Task to carry out ::
Pick out every line holding the string "that" and copy it.

Dataset entries:
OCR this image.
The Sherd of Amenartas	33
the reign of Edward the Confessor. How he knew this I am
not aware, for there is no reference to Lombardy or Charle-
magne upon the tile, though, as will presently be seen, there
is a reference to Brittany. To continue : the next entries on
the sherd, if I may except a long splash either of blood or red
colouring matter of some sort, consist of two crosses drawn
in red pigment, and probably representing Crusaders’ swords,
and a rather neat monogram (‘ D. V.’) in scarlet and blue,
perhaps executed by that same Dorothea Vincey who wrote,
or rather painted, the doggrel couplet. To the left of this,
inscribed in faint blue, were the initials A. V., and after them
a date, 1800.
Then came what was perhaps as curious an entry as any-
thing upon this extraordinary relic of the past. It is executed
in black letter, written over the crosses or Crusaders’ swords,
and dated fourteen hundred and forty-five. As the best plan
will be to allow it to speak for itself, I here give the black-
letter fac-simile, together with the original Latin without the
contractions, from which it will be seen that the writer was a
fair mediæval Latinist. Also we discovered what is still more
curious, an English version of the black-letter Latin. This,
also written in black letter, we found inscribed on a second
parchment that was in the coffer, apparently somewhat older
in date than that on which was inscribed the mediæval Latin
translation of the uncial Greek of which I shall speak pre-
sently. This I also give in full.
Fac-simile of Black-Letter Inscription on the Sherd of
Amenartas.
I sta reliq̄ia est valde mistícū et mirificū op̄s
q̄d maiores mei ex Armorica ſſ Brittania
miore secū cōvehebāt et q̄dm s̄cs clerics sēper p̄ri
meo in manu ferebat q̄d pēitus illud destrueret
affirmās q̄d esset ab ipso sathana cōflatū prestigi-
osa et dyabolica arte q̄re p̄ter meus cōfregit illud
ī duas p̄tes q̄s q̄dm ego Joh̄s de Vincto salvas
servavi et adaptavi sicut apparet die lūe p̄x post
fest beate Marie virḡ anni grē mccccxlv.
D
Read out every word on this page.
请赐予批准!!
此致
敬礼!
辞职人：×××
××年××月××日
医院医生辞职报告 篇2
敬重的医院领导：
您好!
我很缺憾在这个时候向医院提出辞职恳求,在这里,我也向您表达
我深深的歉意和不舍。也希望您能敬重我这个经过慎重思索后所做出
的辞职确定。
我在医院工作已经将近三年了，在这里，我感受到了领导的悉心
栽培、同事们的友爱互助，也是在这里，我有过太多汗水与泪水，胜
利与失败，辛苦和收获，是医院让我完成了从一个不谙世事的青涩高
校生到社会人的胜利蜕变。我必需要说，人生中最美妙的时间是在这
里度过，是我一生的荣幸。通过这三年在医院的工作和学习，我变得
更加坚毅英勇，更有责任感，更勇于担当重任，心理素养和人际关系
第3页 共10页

Answer to this task ::
perhaps executed by that same Dorothea Vincey who wrote,
contractions, from which it will be seen that the writer was a
parchment that was in the coffer, apparently somewhat older
in date than that on which was inscribed the mediæval Latin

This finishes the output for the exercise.